**What the task requires**: Filter this data down to the lines that hold "controls", and copy them.

Data to use Block Start

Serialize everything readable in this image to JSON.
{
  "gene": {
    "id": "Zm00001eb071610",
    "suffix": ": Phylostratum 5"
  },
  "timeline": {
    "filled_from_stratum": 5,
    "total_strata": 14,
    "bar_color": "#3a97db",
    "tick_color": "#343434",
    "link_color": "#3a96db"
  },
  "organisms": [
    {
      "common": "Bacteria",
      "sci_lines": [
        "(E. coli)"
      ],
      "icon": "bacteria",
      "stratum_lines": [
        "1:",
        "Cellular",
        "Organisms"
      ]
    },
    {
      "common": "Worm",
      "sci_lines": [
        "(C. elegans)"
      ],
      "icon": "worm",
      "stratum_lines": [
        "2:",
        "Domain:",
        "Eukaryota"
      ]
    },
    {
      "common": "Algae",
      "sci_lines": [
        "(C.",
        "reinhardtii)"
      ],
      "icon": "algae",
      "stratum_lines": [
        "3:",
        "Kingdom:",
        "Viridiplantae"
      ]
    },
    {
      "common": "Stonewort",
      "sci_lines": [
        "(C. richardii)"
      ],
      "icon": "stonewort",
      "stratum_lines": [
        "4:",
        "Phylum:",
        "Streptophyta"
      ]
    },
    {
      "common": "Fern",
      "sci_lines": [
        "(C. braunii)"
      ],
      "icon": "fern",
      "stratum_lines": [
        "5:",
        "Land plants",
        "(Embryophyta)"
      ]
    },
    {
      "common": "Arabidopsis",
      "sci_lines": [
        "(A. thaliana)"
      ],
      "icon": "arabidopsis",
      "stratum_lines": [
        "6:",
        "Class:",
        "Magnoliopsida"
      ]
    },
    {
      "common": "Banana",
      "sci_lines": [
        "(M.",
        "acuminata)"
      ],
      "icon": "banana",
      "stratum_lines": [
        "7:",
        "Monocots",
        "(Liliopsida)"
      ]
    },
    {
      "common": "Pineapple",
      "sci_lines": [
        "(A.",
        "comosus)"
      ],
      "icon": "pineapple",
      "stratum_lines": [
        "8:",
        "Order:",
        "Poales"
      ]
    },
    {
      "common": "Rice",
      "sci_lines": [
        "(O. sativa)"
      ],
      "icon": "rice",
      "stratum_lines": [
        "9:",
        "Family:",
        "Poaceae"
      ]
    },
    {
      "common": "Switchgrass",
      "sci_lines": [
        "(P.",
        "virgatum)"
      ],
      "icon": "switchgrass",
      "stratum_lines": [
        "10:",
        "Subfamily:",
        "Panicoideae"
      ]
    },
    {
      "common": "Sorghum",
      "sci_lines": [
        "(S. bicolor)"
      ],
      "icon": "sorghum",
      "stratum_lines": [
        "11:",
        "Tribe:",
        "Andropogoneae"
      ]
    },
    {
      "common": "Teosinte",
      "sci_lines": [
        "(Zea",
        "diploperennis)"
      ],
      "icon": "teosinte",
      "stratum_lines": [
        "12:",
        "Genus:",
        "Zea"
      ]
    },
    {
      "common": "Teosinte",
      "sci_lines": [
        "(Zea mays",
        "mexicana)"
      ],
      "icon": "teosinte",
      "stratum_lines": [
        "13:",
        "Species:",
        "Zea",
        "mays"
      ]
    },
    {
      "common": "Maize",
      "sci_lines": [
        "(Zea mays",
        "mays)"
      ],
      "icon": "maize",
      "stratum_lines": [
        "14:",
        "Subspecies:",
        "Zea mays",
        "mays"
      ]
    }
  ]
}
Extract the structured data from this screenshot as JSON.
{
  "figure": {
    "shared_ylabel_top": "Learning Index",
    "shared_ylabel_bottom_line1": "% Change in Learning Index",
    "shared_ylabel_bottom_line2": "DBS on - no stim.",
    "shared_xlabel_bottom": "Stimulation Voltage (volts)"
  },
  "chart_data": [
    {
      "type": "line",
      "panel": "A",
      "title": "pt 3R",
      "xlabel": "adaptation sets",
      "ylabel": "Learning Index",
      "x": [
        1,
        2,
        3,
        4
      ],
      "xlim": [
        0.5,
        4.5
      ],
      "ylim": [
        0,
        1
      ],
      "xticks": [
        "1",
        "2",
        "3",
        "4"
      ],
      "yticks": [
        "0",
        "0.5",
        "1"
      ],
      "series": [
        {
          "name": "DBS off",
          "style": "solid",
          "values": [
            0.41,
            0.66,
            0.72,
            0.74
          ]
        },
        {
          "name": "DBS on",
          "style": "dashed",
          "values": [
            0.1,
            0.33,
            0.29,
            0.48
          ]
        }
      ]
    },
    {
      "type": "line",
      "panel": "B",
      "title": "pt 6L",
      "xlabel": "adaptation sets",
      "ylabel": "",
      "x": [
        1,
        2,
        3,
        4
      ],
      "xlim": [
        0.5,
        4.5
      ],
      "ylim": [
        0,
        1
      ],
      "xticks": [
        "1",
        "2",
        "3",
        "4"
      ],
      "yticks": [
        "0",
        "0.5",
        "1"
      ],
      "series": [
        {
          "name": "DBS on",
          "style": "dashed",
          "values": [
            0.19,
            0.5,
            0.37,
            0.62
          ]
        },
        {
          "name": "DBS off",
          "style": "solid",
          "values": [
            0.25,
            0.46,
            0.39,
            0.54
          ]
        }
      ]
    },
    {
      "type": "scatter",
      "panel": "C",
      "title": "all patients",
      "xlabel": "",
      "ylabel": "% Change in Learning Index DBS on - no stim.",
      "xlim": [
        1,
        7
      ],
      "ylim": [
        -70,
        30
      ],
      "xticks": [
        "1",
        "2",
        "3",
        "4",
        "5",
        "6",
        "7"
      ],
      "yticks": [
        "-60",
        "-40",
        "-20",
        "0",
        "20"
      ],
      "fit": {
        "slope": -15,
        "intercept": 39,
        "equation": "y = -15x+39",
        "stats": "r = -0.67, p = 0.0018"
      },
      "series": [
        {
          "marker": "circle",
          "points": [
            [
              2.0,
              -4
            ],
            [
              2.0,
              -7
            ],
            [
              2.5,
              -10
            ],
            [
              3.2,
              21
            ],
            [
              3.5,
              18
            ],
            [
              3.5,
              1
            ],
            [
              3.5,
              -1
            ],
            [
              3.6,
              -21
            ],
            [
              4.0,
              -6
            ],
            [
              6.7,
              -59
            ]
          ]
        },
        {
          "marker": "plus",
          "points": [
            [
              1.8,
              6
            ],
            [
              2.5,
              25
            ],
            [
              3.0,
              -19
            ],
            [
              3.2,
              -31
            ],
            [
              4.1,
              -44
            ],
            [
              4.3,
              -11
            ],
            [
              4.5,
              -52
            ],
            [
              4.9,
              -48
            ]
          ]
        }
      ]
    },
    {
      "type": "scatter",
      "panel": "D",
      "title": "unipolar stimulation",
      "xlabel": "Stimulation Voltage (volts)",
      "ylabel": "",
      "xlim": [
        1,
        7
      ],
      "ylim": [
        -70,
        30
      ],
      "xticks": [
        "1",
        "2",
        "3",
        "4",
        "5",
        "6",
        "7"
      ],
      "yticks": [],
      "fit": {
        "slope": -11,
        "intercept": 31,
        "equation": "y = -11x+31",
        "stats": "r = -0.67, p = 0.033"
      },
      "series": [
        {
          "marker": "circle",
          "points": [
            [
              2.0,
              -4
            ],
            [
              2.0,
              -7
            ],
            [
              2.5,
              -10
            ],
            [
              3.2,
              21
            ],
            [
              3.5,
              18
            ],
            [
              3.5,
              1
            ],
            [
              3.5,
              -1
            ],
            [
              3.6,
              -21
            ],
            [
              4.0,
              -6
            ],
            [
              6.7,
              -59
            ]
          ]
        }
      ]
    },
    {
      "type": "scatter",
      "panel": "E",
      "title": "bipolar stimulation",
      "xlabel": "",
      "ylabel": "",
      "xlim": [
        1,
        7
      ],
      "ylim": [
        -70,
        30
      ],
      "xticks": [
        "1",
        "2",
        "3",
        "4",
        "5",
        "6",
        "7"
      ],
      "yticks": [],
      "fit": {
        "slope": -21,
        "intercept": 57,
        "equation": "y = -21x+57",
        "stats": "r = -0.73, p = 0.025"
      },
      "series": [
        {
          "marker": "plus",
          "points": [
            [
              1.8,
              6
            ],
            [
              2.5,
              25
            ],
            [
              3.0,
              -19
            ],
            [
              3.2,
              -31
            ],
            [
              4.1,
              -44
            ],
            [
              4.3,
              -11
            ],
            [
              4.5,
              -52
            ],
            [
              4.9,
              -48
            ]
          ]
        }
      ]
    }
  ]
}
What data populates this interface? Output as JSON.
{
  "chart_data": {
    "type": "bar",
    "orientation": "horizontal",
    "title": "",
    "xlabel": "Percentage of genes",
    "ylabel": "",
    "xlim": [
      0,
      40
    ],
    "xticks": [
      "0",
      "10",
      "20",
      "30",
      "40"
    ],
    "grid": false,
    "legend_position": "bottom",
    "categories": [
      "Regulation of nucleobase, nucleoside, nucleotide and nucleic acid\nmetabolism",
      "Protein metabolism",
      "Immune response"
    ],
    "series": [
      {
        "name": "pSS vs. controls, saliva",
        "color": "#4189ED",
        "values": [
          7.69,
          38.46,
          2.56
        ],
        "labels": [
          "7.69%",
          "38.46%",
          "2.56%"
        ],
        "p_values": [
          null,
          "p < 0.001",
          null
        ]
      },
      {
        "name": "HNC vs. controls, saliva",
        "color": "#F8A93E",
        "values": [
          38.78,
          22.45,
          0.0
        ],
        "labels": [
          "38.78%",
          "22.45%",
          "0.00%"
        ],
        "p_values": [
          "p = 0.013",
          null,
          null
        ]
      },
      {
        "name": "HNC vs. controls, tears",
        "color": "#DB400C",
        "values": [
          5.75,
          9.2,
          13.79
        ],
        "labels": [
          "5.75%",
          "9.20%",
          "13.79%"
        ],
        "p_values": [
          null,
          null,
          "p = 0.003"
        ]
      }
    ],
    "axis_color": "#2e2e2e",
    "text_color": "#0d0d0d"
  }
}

Data to use Block End

**Task result**:
        "name": "pSS vs. controls, saliva",
        "name": "HNC vs. controls, saliva",
        "name": "HNC vs. controls, tears",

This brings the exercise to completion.